● Instructions for the task
Extract every entry word for word. Skip the pictures.

### Data entries

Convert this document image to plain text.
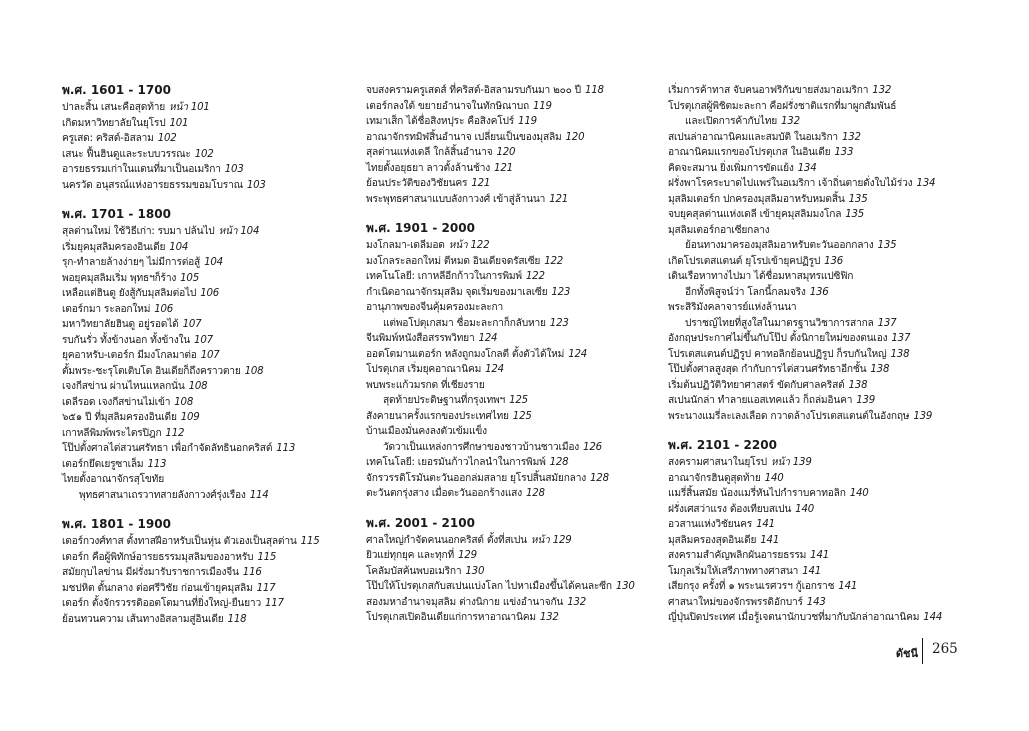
พ.ศ. 1601 - 1700
ปาละสิ้น เสนะคือสุดท้าย หน้า 101
เกิดมหาวิทยาลัยในยุโรป 101
ครูเสด: คริสต์-อิสลาม 102
เสนะ ฟื้นฮินดูและระบบวรรณะ 102
อารยธรรมเก่าในแดนที่มาเป็นอเมริกา 103
นครวัด อนุสรณ์แห่งอารยธรรมขอมโบราณ 103
พ.ศ. 1701 - 1800
สุลต่านใหม่ ใช้วิธีเก่า: รบมา ปล้นไป หน้า 104
เริ่มยุคมุสลิมครองอินเดีย 104
รุก-ทำลายล้างง่ายๆ ไม่มีการต่อสู้ 104
พอยุคมุสลิมเริ่ม พุทธฯก็ร้าง 105
เหลือแต่ฮินดู ยังสู้กับมุสลิมต่อไป 106
เตอร์กมา ระลอกใหม่ 106
มหาวิทยาลัยฮินดู อยู่รอดได้ 107
รบกันรั่ว ทั้งข้างนอก ทั้งข้างใน 107
ยุคอาหรับ-เตอร์ก มีมงโกลมาต่อ 107
ตั้มพระ-ชะรุโตเติบโต อินเดียก็ถึงคราวตาย 108
เจงกีสข่าน ผ่านไหนแหลกนั่น 108
เดลีรอด เจงกีสข่านไม่เข้า 108
๖๕๑ ปี ที่มุสลิมครองอินเดีย 109
เกาหลีพิมพ์พระไตรปิฎก 112
โป๊ปตั้งศาลไต่สวนศรัทธา เพื่อกำจัดลัทธินอกคริสต์ 113
เตอร์กยึดเยรูซาเล็ม 113
ไทยตั้งอาณาจักรสุโขทัย
พุทธศาสนาเถรวาทสายลังกาวงศ์รุ่งเรือง 114
พ.ศ. 1801 - 1900
เตอร์กวงศ์ทาส ตั้งทาสฝีอาหรับเป็นหุ่น ตัวเองเป็นสุลต่าน 115
เตอร์ก คือผู้พิทักษ์อารยธรรมมุสลิมของอาหรับ 115
สมัยกุบไลข่าน มีฝรั่งมารับราชการเมืองจีน 116
มชปหิต ตั้นกลาง ต่อศรีวิชัย ก่อนเข้ายุคมุสลิม 117
เตอร์ก ตั้งจักรวรรดิออตโตมานที่ยิ่งใหญ่-ยืนยาว 117
ย้อนทวนความ เส้นทางอิสลามสู่อินเดีย 118
จบสงครามครูเสดส์ ที่คริสต์-อิสลามรบกันมา ๒๐๐ ปี 118
เตอร์กลงใต้ ขยายอำนาจในทักษิณาบถ 119
เทมาเส็ก ได้ชื่อสิงหปุระ คือสิงคโปร์ 119
อาณาจักรทมิฬสิ้นอำนาจ เปลี่ยนเป็นของมุสลิม 120
สุลต่านแห่งเดลี ใกล้สิ้นอำนาจ 120
ไทยตั้งอยุธยา ลาวตั้งล้านช้าง 121
ย้อนประวัติของวิชัยนคร 121
พระพุทธศาสนาแบบลังกาวงศ์ เข้าสู่ล้านนา 121
พ.ศ. 1901 - 2000
มงโกลมา-เดลีมอด หน้า 122
มงโกลระลอกใหม่ ตีหมด อินเดียจดรัสเซีย 122
เทคโนโลยี: เกาหลีอีกก้าวในการพิมพ์ 122
กำเนิดอาณาจักรมุสลิม จุดเริ่มของมาเลเซีย 123
อานุภาพของจีนคุ้มครองมะละกา
แต่พอโปตุเกสมา ชื่อมะละกาก็กลับหาย 123
จีนพิมพ์หนังสือสรรพวิทยา 124
ออตโตมานเตอร์ก หลังถูกมงโกลตี ตั้งตัวได้ใหม่ 124
โปรตุเกส เริ่มยุคอาณานิคม 124
พบพระแก้วมรกต ที่เชียงราย
สุดท้ายประดิษฐานที่กรุงเทพฯ 125
สังคายนาครั้งแรกของประเทศไทย 125
บ้านเมืองมั่นคงลงตัวเข้มแข็ง
วัดวาเป็นแหล่งการศึกษาของชาวบ้านชาวเมือง 126
เทคโนโลยี: เยอรมันก้าวไกลนำในการพิมพ์ 128
จักรวรรดิโรมันตะวันออกล่มสลาย ยุโรปสิ้นสมัยกลาง 128
ตะวันตกรุ่งสาง เมื่อตะวันออกร้างแสง 128
พ.ศ. 2001 - 2100
ศาลใหญ่กำจัดคนนอกคริสต์ ตั้งที่สเปน หน้า 129
ยิวแย่ทุกยุค และทุกที่ 129
โคลัมบัสค้นพบอเมริกา 130
โป๊ปให้โปรตุเกสกับสเปนแบ่งโลก ไปหาเมืองขึ้นได้คนละซีก 130
สองมหาอำนาจมุสลิม ต่างนิกาย แข่งอำนาจกัน 132
โปรตุเกสเปิดอินเดียแก่การหาอาณานิคม 132
เริ่มการค้าทาส จับคนอาฟริกันขายส่งมาอเมริกา 132
โปรตุเกสผู้พิชิตมะละกา คือฝรั่งชาติแรกที่มาผูกสัมพันธ์
และเปิดการค้ากับไทย 132
สเปนล่าอาณานิคมและสมบัติ ในอเมริกา 132
อาณานิคมแรกของโปรตุเกส ในอินเดีย 133
คิดจะสมาน ยิ่งเพิ่มการขัดแย้ง 134
ฝรั่งพาโรคระบาดไปแพร่ในอเมริกา เจ้าถิ่นตายดั่งใบไม้ร่วง 134
มุสลิมเตอร์ก ปกครองมุสลิมอาหรับหมดสิ้น 135
จบยุคสุลต่านแห่งเดลี เข้ายุคมุสลิมมงโกล 135
มุสลิมเตอร์กอาเซียกลาง
ย้อนทางมาครองมุสลิมอาหรับตะวันออกกลาง 135
เกิดโปรเตสแตนต์ ยุโรปเข้ายุคปฏิรูป 136
เดินเรือหาทางไปมา ได้ชื่อมหาสมุทรแปซิฟิก
อีกทั้งพิสูจน์ว่า โลกนี้กลมจริง 136
พระสิริมังคลาจารย์แห่งล้านนา
ปราชญ์ไทยที่สูงใสในมาตรฐานวิชาการสากล 137
อังกฤษประกาศไม่ขึ้นกับโป๊ป ตั้งนิกายใหม่ของตนเอง 137
โปรเตสแตนต์ปฏิรูป คาทอลิกย้อนปฏิรูป ก็รบกันใหญ่ 138
โป๊ปตั้งศาลสูงสุด กำกับการไต่สวนศรัทธาอีกชั้น 138
เริ่มต้นปฏิวัติวิทยาศาสตร์ ขัดกับศาลคริสต์ 138
สเปนนักล่า ทำลายแอสเทคแล้ว ก็ถล่มอินคา 139
พระนางแมรี่ละเลงเลือด กวาดล้างโปรเตสแตนต์ในอังกฤษ 139
พ.ศ. 2101 - 2200
สงครามศาสนาในยุโรป หน้า 139
อาณาจักรฮินดูสุดท้าย 140
แมรี่สิ้นสมัย น้องแมรี่หันไปกำราบคาทอลิก 140
ฝรั่งเศสว่าแรง ต้องเทียบสเปน 140
อวสานแห่งวิชัยนคร 141
มุสลิมครองสุดอินเดีย 141
สงครามสำคัญพลิกผันอารยธรรม 141
โมกุลเริ่มให้เสรีภาพทางศาสนา 141
เสียกรุง ครั้งที่ ๑ พระนเรศวรฯ กู้เอกราช 141
ศาสนาใหม่ของจักรพรรดิอักบาร์ 143
ญี่ปุ่นปิดประเทศ เมื่อรู้เจตนานักบวชที่มากับนักล่าอาณานิคม 144
ดัชนี 265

######

● Exercise response
Convert this document image to plain text.
พ.ศ. 1601 - 1700
ปาละสิ้น เสนะคือสุดท้าย หน้า 101
เกิดมหาวิทยาลัยในยุโรป 101
ครูเสด: คริสต์-อิสลาม 102
เสนะ ฟื้นฮินดูและระบบวรรณะ 102
อารยธรรมเก่าในแดนที่มาเป็นอเมริกา 103
นครวัด อนุสรณ์แห่งอารยธรรมขอมโบราณ 103
พ.ศ. 1701 - 1800
สุลต่านใหม่ ใช้วิธีเก่า: รบมา ปล้นไป หน้า 104
เริ่มยุคมุสลิมครองอินเดีย 104
รุก-ทำลายล้างง่ายๆ ไม่มีการต่อสู้ 104
พอยุคมุสลิมเริ่ม พุทธฯก็ร้าง 105
เหลือแต่ฮินดู ยังสู้กับมุสลิมต่อไป 106
เตอร์กมา ระลอกใหม่ 106
มหาวิทยาลัยฮินดู อยู่รอดได้ 107
รบกันรั่ว ทั้งข้างนอก ทั้งข้างใน 107
ยุคอาหรับ-เตอร์ก มีมงโกลมาต่อ 107
ตั้มพระ-ชะรุโตเติบโต อินเดียก็ถึงคราวตาย 108
เจงกีสข่าน ผ่านไหนแหลกนั่น 108
เดลีรอด เจงกีสข่านไม่เข้า 108
๖๕๑ ปี ที่มุสลิมครองอินเดีย 109
เกาหลีพิมพ์พระไตรปิฎก 112
โป๊ปตั้งศาลไต่สวนศรัทธา เพื่อกำจัดลัทธินอกคริสต์ 113
เตอร์กยึดเยรูซาเล็ม 113
ไทยตั้งอาณาจักรสุโขทัย
พุทธศาสนาเถรวาทสายลังกาวงศ์รุ่งเรือง 114
พ.ศ. 1801 - 1900
เตอร์กวงศ์ทาส ตั้งทาสฝีอาหรับเป็นหุ่น ตัวเองเป็นสุลต่าน 115
เตอร์ก คือผู้พิทักษ์อารยธรรมมุสลิมของอาหรับ 115
สมัยกุบไลข่าน มีฝรั่งมารับราชการเมืองจีน 116
มชปหิต ตั้นกลาง ต่อศรีวิชัย ก่อนเข้ายุคมุสลิม 117
เตอร์ก ตั้งจักรวรรดิออตโตมานที่ยิ่งใหญ่-ยืนยาว 117
ย้อนทวนความ เส้นทางอิสลามสู่อินเดีย 118
จบสงครามครูเสดส์ ที่คริสต์-อิสลามรบกันมา ๒๐๐ ปี 118
เตอร์กลงใต้ ขยายอำนาจในทักษิณาบถ 119
เทมาเส็ก ได้ชื่อสิงหปุระ คือสิงคโปร์ 119
อาณาจักรทมิฬสิ้นอำนาจ เปลี่ยนเป็นของมุสลิม 120
สุลต่านแห่งเดลี ใกล้สิ้นอำนาจ 120
ไทยตั้งอยุธยา ลาวตั้งล้านช้าง 121
ย้อนประวัติของวิชัยนคร 121
พระพุทธศาสนาแบบลังกาวงศ์ เข้าสู่ล้านนา 121
พ.ศ. 1901 - 2000
มงโกลมา-เดลีมอด หน้า 122
มงโกลระลอกใหม่ ตีหมด อินเดียจดรัสเซีย 122
เทคโนโลยี: เกาหลีอีกก้าวในการพิมพ์ 122
กำเนิดอาณาจักรมุสลิม จุดเริ่มของมาเลเซีย 123
อานุภาพของจีนคุ้มครองมะละกา
แต่พอโปตุเกสมา ชื่อมะละกาก็กลับหาย 123
จีนพิมพ์หนังสือสรรพวิทยา 124
ออตโตมานเตอร์ก หลังถูกมงโกลตี ตั้งตัวได้ใหม่ 124
โปรตุเกส เริ่มยุคอาณานิคม 124
พบพระแก้วมรกต ที่เชียงราย
สุดท้ายประดิษฐานที่กรุงเทพฯ 125
สังคายนาครั้งแรกของประเทศไทย 125
บ้านเมืองมั่นคงลงตัวเข้มแข็ง
วัดวาเป็นแหล่งการศึกษาของชาวบ้านชาวเมือง 126
เทคโนโลยี: เยอรมันก้าวไกลนำในการพิมพ์ 128
จักรวรรดิโรมันตะวันออกล่มสลาย ยุโรปสิ้นสมัยกลาง 128
ตะวันตกรุ่งสาง เมื่อตะวันออกร้างแสง 128
พ.ศ. 2001 - 2100
ศาลใหญ่กำจัดคนนอกคริสต์ ตั้งที่สเปน หน้า 129
ยิวแย่ทุกยุค และทุกที่ 129
โคลัมบัสค้นพบอเมริกา 130
โป๊ปให้โปรตุเกสกับสเปนแบ่งโลก ไปหาเมืองขึ้นได้คนละซีก 130
สองมหาอำนาจมุสลิม ต่างนิกาย แข่งอำนาจกัน 132
โปรตุเกสเปิดอินเดียแก่การหาอาณานิคม 132
เริ่มการค้าทาส จับคนอาฟริกันขายส่งมาอเมริกา 132
โปรตุเกสผู้พิชิตมะละกา คือฝรั่งชาติแรกที่มาผูกสัมพันธ์
และเปิดการค้ากับไทย 132
สเปนล่าอาณานิคมและสมบัติ ในอเมริกา 132
อาณานิคมแรกของโปรตุเกส ในอินเดีย 133
คิดจะสมาน ยิ่งเพิ่มการขัดแย้ง 134
ฝรั่งพาโรคระบาดไปแพร่ในอเมริกา เจ้าถิ่นตายดั่งใบไม้ร่วง 134
มุสลิมเตอร์ก ปกครองมุสลิมอาหรับหมดสิ้น 135
จบยุคสุลต่านแห่งเดลี เข้ายุคมุสลิมมงโกล 135
มุสลิมเตอร์กอาเซียกลาง
ย้อนทางมาครองมุสลิมอาหรับตะวันออกกลาง 135
เกิดโปรเตสแตนต์ ยุโรปเข้ายุคปฏิรูป 136
เดินเรือหาทางไปมา ได้ชื่อมหาสมุทรแปซิฟิก
อีกทั้งพิสูจน์ว่า โลกนี้กลมจริง 136
พระสิริมังคลาจารย์แห่งล้านนา
ปราชญ์ไทยที่สูงใสในมาตรฐานวิชาการสากล 137
อังกฤษประกาศไม่ขึ้นกับโป๊ป ตั้งนิกายใหม่ของตนเอง 137
โปรเตสแตนต์ปฏิรูป คาทอลิกย้อนปฏิรูป ก็รบกันใหญ่ 138
โป๊ปตั้งศาลสูงสุด กำกับการไต่สวนศรัทธาอีกชั้น 138
เริ่มต้นปฏิวัติวิทยาศาสตร์ ขัดกับศาลคริสต์ 138
สเปนนักล่า ทำลายแอสเทคแล้ว ก็ถล่มอินคา 139
พระนางแมรี่ละเลงเลือด กวาดล้างโปรเตสแตนต์ในอังกฤษ 139
พ.ศ. 2101 - 2200
สงครามศาสนาในยุโรป หน้า 139
อาณาจักรฮินดูสุดท้าย 140
แมรี่สิ้นสมัย น้องแมรี่หันไปกำราบคาทอลิก 140
ฝรั่งเศสว่าแรง ต้องเทียบสเปน 140
อวสานแห่งวิชัยนคร 141
มุสลิมครองสุดอินเดีย 141
สงครามสำคัญพลิกผันอารยธรรม 141
โมกุลเริ่มให้เสรีภาพทางศาสนา 141
เสียกรุง ครั้งที่ ๑ พระนเรศวรฯ กู้เอกราช 141
ศาสนาใหม่ของจักรพรรดิอักบาร์ 143
ญี่ปุ่นปิดประเทศ เมื่อรู้เจตนานักบวชที่มากับนักล่าอาณานิคม 144
ดัชนี 265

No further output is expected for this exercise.